● STATED PROBLEM: Pull each line containing "created" out of the data and copy it.

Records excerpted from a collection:
○ ○ ○ ○ ○ ○ ○

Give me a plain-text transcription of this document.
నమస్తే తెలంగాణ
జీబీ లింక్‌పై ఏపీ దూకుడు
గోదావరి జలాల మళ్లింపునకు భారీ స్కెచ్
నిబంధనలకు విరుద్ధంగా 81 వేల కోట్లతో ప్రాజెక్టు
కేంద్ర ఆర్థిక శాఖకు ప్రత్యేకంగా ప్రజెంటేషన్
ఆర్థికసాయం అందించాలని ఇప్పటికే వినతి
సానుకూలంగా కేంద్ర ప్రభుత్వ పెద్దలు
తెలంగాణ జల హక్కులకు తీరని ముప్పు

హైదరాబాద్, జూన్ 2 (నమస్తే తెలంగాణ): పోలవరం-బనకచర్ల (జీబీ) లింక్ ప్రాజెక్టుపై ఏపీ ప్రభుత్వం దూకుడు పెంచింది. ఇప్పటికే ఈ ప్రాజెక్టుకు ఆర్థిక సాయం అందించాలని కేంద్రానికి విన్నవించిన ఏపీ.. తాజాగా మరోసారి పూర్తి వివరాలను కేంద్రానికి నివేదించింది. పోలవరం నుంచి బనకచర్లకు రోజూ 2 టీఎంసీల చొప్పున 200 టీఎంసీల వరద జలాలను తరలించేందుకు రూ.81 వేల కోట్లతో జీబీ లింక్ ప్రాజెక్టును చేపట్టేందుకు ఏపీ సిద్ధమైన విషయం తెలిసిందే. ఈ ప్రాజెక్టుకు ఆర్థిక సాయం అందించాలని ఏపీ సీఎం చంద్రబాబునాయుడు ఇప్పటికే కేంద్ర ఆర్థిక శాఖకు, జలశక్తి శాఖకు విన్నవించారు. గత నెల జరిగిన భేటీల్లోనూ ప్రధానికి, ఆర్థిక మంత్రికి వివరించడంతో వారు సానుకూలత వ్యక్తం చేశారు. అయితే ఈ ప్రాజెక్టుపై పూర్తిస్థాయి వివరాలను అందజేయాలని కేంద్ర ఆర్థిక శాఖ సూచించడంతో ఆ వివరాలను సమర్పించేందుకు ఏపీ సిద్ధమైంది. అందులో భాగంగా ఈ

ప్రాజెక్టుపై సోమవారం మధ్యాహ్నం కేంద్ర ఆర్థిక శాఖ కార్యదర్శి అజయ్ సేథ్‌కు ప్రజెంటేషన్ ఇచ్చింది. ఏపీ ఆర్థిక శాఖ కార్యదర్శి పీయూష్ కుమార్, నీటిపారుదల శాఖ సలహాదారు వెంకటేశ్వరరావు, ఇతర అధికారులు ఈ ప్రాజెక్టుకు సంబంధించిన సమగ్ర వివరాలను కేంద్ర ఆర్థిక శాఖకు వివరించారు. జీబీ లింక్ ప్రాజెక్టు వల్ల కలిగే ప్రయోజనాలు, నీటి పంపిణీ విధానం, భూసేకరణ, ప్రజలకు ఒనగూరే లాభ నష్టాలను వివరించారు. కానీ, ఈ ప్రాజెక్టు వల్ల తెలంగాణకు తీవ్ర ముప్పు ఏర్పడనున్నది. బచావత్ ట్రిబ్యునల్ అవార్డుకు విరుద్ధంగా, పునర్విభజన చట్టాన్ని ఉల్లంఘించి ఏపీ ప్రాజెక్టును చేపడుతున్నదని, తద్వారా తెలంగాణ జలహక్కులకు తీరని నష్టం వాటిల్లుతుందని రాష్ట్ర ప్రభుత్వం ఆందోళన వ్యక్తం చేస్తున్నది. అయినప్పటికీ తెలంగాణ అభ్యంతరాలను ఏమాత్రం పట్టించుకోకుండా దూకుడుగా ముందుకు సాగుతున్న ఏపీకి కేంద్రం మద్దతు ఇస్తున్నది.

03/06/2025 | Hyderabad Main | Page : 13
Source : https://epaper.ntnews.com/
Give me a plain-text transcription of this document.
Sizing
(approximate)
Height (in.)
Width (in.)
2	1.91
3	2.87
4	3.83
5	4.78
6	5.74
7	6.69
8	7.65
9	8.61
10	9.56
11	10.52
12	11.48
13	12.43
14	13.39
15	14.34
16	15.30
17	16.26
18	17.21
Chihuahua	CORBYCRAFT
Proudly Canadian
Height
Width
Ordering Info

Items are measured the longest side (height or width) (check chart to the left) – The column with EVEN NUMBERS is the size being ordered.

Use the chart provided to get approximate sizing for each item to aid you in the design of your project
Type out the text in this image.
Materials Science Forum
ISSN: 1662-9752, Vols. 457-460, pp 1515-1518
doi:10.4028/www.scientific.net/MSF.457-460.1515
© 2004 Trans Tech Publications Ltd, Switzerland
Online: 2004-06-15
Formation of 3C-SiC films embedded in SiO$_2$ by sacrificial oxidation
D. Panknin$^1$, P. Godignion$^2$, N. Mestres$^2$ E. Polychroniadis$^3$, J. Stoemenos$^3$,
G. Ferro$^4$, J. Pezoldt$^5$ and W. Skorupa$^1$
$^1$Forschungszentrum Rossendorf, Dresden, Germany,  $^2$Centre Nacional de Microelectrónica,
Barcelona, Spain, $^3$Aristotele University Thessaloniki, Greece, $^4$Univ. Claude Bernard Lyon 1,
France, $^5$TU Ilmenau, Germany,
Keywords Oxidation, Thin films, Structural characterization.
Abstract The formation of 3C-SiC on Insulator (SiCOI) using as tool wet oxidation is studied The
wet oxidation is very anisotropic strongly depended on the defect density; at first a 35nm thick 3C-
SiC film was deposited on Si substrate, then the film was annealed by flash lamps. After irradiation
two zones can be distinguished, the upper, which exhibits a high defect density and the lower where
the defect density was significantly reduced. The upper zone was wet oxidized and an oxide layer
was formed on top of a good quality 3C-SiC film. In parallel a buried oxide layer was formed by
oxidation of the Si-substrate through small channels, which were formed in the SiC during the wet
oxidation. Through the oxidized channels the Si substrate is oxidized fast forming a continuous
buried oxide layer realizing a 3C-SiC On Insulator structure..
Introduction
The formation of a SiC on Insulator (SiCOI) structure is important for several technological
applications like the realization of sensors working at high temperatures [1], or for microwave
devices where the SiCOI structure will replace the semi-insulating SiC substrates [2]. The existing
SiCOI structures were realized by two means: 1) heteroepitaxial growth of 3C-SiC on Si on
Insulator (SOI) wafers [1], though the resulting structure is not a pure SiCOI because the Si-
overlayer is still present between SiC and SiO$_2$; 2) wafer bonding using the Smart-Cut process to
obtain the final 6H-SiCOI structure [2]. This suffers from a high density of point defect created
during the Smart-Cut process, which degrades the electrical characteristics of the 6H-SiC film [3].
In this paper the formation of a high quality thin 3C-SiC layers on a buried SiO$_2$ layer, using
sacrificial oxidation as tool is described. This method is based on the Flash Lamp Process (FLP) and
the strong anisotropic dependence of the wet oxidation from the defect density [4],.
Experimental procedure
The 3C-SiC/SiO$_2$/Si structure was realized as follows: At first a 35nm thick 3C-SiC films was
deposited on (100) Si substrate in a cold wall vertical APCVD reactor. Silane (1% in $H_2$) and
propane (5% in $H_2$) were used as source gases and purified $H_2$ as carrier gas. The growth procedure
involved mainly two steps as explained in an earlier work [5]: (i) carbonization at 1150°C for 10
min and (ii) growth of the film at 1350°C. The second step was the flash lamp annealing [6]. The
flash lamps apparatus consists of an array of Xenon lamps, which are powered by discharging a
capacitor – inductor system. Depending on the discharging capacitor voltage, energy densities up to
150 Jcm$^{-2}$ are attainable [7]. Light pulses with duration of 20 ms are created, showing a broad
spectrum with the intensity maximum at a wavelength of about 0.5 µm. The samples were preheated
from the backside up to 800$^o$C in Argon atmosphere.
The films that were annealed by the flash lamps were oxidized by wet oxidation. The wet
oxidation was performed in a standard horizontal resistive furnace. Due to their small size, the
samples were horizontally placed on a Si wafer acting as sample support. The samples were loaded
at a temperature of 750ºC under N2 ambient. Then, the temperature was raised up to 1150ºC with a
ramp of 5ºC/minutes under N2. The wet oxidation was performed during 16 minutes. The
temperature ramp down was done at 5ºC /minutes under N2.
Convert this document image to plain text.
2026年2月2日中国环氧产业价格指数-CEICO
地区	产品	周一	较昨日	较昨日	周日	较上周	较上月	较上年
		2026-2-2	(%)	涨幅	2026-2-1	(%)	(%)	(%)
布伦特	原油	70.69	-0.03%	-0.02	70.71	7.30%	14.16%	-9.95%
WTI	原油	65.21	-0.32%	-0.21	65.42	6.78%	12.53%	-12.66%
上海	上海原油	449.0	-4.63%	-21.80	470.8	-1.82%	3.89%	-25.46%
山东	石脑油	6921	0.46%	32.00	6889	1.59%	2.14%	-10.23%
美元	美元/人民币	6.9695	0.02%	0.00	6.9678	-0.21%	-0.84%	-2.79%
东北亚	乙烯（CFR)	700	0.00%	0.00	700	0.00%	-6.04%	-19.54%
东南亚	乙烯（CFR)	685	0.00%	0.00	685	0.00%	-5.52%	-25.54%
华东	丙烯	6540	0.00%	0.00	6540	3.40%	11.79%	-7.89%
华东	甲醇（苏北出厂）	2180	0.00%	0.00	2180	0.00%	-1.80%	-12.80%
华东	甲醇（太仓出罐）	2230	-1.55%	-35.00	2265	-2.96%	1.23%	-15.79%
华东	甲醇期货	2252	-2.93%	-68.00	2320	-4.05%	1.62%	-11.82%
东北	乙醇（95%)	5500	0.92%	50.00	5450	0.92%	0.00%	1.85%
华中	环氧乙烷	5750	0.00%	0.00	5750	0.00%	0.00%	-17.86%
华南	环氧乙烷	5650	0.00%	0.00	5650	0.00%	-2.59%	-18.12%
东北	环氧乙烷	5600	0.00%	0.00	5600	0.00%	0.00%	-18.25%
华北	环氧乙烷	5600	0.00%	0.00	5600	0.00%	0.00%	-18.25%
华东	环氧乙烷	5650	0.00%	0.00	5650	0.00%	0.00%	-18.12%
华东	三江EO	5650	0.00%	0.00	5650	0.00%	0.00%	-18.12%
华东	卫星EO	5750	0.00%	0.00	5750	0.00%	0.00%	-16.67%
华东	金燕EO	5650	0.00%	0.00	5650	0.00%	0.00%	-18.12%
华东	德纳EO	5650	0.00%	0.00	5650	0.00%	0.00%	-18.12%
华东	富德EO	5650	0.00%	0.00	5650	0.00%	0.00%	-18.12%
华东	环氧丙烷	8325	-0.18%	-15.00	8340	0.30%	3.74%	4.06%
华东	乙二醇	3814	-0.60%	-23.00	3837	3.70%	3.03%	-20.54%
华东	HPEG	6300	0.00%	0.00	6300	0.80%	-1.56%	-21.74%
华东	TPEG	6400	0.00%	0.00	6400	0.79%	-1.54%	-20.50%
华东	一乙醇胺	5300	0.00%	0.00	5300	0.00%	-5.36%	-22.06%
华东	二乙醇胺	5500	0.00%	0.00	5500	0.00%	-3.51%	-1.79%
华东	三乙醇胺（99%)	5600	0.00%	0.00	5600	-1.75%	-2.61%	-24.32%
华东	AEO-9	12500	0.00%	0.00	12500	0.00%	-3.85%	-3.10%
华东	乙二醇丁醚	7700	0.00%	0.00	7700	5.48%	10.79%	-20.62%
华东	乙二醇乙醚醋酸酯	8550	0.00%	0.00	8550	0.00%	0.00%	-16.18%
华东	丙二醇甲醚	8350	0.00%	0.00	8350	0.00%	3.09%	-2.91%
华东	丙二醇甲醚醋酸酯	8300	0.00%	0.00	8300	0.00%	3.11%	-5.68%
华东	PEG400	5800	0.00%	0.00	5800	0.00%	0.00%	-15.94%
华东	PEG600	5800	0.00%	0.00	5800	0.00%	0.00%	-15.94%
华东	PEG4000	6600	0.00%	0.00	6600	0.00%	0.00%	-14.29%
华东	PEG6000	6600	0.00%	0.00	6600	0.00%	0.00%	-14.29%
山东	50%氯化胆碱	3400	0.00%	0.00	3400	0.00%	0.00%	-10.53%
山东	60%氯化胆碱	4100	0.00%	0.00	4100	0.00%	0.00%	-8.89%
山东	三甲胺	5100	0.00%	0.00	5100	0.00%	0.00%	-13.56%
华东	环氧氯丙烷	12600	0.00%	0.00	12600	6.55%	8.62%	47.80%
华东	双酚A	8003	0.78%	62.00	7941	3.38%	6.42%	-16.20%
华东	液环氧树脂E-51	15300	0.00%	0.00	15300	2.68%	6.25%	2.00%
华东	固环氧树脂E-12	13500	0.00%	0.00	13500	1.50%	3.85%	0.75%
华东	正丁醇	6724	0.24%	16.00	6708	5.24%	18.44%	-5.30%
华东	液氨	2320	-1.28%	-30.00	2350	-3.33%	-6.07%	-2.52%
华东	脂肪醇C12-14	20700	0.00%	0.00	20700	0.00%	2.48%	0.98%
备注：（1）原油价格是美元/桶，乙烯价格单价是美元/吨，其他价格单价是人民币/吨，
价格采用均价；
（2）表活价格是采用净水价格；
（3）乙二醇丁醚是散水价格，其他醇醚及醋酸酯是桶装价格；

○ ○ ○ ○ ○ ○ ○

● SOLUTION TO THIS PROBLEM:
obtain the final 6H-SiCOI structure [2]. This suffers from a high density of point defect created
150 Jcm$^{-2}$ are attainable [7]. Light pulses with duration of 20 ms are created, showing a broad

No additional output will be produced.